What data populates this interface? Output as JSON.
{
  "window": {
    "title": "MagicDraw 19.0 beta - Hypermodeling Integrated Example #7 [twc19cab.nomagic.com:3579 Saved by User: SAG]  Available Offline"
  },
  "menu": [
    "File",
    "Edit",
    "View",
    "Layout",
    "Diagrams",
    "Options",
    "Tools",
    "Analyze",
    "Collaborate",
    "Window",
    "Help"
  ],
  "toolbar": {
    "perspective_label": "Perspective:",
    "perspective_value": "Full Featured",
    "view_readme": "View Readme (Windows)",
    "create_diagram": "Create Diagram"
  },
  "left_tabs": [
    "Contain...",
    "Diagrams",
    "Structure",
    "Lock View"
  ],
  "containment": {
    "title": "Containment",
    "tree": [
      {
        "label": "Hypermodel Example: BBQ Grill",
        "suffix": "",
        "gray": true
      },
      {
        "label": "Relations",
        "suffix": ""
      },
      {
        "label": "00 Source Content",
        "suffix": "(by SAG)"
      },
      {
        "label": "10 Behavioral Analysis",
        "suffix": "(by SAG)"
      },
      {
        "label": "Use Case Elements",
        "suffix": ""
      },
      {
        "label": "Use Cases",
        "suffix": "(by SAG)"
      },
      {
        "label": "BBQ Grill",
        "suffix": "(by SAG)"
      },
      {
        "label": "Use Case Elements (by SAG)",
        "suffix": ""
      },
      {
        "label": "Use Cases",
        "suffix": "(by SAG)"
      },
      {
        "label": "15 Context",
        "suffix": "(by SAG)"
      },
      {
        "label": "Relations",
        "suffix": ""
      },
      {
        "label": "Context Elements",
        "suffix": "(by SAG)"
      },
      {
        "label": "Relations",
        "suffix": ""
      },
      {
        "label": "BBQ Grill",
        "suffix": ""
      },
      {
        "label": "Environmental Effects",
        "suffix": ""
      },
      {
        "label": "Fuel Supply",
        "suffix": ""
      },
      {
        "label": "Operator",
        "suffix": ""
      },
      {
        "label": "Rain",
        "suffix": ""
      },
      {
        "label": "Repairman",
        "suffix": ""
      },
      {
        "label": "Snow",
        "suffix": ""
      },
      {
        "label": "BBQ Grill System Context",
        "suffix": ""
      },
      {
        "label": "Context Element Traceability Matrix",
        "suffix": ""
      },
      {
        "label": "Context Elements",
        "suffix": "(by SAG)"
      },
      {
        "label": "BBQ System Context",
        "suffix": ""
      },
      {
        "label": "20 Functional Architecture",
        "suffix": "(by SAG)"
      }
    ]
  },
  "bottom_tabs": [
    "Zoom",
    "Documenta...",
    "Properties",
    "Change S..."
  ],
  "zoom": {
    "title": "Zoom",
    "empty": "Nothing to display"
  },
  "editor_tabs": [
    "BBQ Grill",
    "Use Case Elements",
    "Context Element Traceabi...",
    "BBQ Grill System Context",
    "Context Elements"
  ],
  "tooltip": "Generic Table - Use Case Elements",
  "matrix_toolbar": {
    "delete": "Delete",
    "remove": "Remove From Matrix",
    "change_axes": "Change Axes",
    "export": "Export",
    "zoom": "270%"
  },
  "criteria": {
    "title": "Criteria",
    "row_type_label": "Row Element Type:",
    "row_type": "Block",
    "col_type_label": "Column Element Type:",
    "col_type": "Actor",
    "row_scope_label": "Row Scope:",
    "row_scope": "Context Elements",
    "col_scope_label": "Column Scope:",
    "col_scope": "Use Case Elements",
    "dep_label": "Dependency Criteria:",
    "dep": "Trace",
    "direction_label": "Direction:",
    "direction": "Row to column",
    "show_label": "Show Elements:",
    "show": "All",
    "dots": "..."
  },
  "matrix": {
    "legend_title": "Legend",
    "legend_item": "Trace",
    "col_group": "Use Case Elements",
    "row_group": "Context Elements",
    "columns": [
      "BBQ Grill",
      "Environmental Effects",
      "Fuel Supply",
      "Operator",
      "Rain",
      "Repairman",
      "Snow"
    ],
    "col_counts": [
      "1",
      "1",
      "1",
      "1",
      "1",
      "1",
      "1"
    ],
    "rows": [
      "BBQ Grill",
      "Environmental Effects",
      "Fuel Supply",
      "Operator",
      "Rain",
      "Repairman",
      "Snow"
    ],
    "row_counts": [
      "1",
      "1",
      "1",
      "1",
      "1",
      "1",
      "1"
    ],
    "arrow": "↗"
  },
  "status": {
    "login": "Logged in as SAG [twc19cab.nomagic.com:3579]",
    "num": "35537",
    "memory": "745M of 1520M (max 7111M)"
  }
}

------------------------------------

■ **WHAT TO WORK ON**: Would you restate each of the entries word for word?

■ **RESPONSE TO THIS TASK**:
What data populates this interface? Output as JSON.
{
  "window": {
    "title": "MagicDraw 19.0 beta - Hypermodeling Integrated Example #7 [twc19cab.nomagic.com:3579 Saved by User: SAG]  Available Offline"
  },
  "menu": [
    "File",
    "Edit",
    "View",
    "Layout",
    "Diagrams",
    "Options",
    "Tools",
    "Analyze",
    "Collaborate",
    "Window",
    "Help"
  ],
  "toolbar": {
    "perspective_label": "Perspective:",
    "perspective_value": "Full Featured",
    "view_readme": "View Readme (Windows)",
    "create_diagram": "Create Diagram"
  },
  "left_tabs": [
    "Contain...",
    "Diagrams",
    "Structure",
    "Lock View"
  ],
  "containment": {
    "title": "Containment",
    "tree": [
      {
        "label": "Hypermodel Example: BBQ Grill",
        "suffix": "",
        "gray": true
      },
      {
        "label": "Relations",
        "suffix": ""
      },
      {
        "label": "00 Source Content",
        "suffix": "(by SAG)"
      },
      {
        "label": "10 Behavioral Analysis",
        "suffix": "(by SAG)"
      },
      {
        "label": "Use Case Elements",
        "suffix": ""
      },
      {
        "label": "Use Cases",
        "suffix": "(by SAG)"
      },
      {
        "label": "BBQ Grill",
        "suffix": "(by SAG)"
      },
      {
        "label": "Use Case Elements (by SAG)",
        "suffix": ""
      },
      {
        "label": "Use Cases",
        "suffix": "(by SAG)"
      },
      {
        "label": "15 Context",
        "suffix": "(by SAG)"
      },
      {
        "label": "Relations",
        "suffix": ""
      },
      {
        "label": "Context Elements",
        "suffix": "(by SAG)"
      },
      {
        "label": "Relations",
        "suffix": ""
      },
      {
        "label": "BBQ Grill",
        "suffix": ""
      },
      {
        "label": "Environmental Effects",
        "suffix": ""
      },
      {
        "label": "Fuel Supply",
        "suffix": ""
      },
      {
        "label": "Operator",
        "suffix": ""
      },
      {
        "label": "Rain",
        "suffix": ""
      },
      {
        "label": "Repairman",
        "suffix": ""
      },
      {
        "label": "Snow",
        "suffix": ""
      },
      {
        "label": "BBQ Grill System Context",
        "suffix": ""
      },
      {
        "label": "Context Element Traceability Matrix",
        "suffix": ""
      },
      {
        "label": "Context Elements",
        "suffix": "(by SAG)"
      },
      {
        "label": "BBQ System Context",
        "suffix": ""
      },
      {
        "label": "20 Functional Architecture",
        "suffix": "(by SAG)"
      }
    ]
  },
  "bottom_tabs": [
    "Zoom",
    "Documenta...",
    "Properties",
    "Change S..."
  ],
  "zoom": {
    "title": "Zoom",
    "empty": "Nothing to display"
  },
  "editor_tabs": [
    "BBQ Grill",
    "Use Case Elements",
    "Context Element Traceabi...",
    "BBQ Grill System Context",
    "Context Elements"
  ],
  "tooltip": "Generic Table - Use Case Elements",
  "matrix_toolbar": {
    "delete": "Delete",
    "remove": "Remove From Matrix",
    "change_axes": "Change Axes",
    "export": "Export",
    "zoom": "270%"
  },
  "criteria": {
    "title": "Criteria",
    "row_type_label": "Row Element Type:",
    "row_type": "Block",
    "col_type_label": "Column Element Type:",
    "col_type": "Actor",
    "row_scope_label": "Row Scope:",
    "row_scope": "Context Elements",
    "col_scope_label": "Column Scope:",
    "col_scope": "Use Case Elements",
    "dep_label": "Dependency Criteria:",
    "dep": "Trace",
    "direction_label": "Direction:",
    "direction": "Row to column",
    "show_label": "Show Elements:",
    "show": "All",
    "dots": "..."
  },
  "matrix": {
    "legend_title": "Legend",
    "legend_item": "Trace",
    "col_group": "Use Case Elements",
    "row_group": "Context Elements",
    "columns": [
      "BBQ Grill",
      "Environmental Effects",
      "Fuel Supply",
      "Operator",
      "Rain",
      "Repairman",
      "Snow"
    ],
    "col_counts": [
      "1",
      "1",
      "1",
      "1",
      "1",
      "1",
      "1"
    ],
    "rows": [
      "BBQ Grill",
      "Environmental Effects",
      "Fuel Supply",
      "Operator",
      "Rain",
      "Repairman",
      "Snow"
    ],
    "row_counts": [
      "1",
      "1",
      "1",
      "1",
      "1",
      "1",
      "1"
    ],
    "arrow": "↗"
  },
  "status": {
    "login": "Logged in as SAG [twc19cab.nomagic.com:3579]",
    "num": "35537",
    "memory": "745M of 1520M (max 7111M)"
  }
}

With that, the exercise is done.